Your task →
Please say how many lines of the listing hold "Assumption", with no other words in the answer.

Data entries for graphics:
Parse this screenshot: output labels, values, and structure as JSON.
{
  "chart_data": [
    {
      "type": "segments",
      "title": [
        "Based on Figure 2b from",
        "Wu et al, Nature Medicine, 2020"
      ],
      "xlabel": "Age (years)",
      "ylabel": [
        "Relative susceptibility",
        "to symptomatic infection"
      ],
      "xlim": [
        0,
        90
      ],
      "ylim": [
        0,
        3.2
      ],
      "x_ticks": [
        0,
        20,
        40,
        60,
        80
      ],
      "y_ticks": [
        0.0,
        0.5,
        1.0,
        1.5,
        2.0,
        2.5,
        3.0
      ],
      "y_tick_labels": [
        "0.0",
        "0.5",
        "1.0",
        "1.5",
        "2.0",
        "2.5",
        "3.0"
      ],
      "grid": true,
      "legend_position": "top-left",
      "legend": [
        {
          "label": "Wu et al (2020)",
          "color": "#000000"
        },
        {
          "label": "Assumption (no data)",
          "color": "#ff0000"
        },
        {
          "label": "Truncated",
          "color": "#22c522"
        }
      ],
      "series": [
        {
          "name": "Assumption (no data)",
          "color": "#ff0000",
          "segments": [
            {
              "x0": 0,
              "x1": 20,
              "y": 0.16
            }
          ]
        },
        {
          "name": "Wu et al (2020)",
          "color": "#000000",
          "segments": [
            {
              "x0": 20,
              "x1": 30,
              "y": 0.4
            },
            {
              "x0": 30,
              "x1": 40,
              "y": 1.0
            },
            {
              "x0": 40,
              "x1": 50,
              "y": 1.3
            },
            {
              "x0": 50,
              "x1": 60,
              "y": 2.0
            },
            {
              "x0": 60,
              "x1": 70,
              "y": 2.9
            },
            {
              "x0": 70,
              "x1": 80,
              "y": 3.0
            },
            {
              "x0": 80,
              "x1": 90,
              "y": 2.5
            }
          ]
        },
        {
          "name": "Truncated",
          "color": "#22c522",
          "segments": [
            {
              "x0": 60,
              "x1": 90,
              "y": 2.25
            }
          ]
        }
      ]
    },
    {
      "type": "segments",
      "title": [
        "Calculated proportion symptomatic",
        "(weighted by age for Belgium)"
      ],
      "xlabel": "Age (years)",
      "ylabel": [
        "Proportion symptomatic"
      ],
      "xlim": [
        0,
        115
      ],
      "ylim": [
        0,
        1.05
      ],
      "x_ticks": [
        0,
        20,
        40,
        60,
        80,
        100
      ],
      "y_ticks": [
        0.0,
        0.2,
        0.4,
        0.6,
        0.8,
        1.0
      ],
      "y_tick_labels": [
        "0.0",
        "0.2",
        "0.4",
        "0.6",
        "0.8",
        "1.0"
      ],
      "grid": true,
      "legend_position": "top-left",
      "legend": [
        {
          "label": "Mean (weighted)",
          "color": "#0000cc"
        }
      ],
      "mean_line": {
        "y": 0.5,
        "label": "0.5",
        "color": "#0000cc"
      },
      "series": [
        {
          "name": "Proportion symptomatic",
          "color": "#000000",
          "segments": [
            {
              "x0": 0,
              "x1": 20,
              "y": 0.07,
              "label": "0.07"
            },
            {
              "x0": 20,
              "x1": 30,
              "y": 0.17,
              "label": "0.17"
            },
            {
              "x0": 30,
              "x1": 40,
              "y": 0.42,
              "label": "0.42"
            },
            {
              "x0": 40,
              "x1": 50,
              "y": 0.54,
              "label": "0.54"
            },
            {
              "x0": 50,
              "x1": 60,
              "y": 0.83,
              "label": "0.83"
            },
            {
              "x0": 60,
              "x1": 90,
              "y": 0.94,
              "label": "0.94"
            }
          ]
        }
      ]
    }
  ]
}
* * *
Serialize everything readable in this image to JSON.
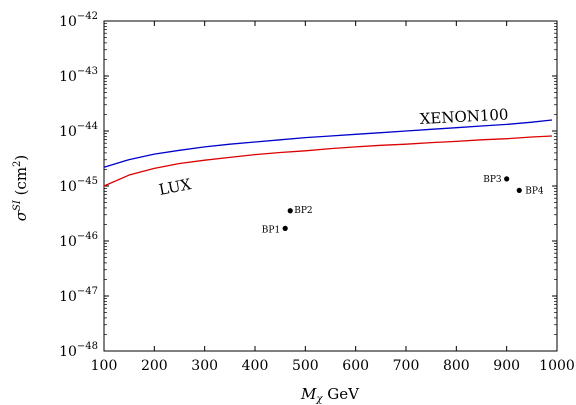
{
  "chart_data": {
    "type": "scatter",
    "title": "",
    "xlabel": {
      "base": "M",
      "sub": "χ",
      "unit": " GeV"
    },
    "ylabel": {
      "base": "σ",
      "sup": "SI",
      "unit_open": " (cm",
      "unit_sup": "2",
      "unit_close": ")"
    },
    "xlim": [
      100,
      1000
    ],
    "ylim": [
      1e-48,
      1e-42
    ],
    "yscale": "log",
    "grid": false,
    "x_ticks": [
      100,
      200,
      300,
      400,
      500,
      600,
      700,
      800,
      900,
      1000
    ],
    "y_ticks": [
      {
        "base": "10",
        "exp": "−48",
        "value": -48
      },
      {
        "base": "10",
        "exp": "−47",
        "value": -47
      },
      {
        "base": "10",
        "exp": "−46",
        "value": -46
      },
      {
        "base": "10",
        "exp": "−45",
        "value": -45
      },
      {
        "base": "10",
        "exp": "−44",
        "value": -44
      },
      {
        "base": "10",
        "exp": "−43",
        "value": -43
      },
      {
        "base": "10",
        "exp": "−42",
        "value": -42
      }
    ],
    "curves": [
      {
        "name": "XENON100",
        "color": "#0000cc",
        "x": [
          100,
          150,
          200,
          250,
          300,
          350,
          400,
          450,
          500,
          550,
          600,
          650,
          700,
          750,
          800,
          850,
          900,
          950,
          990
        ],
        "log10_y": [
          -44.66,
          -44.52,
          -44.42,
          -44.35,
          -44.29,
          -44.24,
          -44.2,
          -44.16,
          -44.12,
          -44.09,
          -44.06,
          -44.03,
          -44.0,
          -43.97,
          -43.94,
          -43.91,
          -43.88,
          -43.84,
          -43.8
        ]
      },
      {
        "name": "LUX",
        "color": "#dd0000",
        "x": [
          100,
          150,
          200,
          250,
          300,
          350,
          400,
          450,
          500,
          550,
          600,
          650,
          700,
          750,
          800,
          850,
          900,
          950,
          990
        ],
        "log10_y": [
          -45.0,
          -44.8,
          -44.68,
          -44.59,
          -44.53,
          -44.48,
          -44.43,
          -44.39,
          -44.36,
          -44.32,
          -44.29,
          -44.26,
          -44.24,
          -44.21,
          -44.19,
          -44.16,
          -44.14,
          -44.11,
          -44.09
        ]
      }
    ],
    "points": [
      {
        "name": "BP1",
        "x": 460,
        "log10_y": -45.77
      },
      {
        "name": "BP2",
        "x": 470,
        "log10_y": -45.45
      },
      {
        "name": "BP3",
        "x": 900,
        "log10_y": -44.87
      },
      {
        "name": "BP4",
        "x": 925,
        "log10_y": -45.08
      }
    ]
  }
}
==
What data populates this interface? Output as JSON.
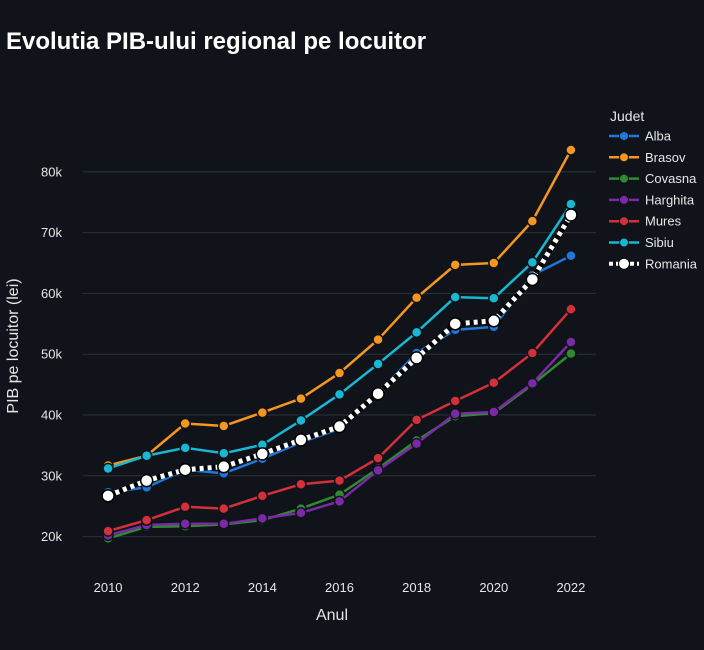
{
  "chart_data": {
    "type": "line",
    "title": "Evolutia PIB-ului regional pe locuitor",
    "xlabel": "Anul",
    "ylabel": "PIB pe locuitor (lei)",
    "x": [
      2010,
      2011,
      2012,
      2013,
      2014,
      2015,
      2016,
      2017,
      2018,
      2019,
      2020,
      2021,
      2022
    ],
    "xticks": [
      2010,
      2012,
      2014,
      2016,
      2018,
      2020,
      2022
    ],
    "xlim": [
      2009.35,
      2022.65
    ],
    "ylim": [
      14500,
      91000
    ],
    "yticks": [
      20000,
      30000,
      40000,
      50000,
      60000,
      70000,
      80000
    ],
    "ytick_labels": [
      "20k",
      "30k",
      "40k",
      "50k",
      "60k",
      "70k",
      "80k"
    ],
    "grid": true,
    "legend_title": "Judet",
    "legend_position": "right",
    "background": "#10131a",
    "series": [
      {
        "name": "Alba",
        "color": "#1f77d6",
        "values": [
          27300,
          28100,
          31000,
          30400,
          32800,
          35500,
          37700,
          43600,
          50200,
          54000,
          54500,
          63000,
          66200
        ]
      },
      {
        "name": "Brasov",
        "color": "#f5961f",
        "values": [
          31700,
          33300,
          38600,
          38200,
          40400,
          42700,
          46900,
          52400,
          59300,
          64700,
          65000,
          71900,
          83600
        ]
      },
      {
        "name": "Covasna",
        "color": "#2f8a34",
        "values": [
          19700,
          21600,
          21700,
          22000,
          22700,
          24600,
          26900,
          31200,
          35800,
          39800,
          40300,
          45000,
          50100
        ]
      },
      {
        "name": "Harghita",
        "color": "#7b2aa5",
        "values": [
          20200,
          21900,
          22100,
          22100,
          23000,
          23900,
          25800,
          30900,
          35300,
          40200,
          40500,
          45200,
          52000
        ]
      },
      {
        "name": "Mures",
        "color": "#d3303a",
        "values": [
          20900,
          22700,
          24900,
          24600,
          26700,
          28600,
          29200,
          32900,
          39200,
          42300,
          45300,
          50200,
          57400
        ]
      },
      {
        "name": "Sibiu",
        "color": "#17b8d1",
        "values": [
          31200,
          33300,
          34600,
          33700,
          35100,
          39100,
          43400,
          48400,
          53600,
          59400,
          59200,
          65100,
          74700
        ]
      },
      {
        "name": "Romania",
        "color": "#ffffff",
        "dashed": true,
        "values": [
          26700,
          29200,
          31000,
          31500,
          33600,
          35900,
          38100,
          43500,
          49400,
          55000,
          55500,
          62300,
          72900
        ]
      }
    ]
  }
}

Full response →
2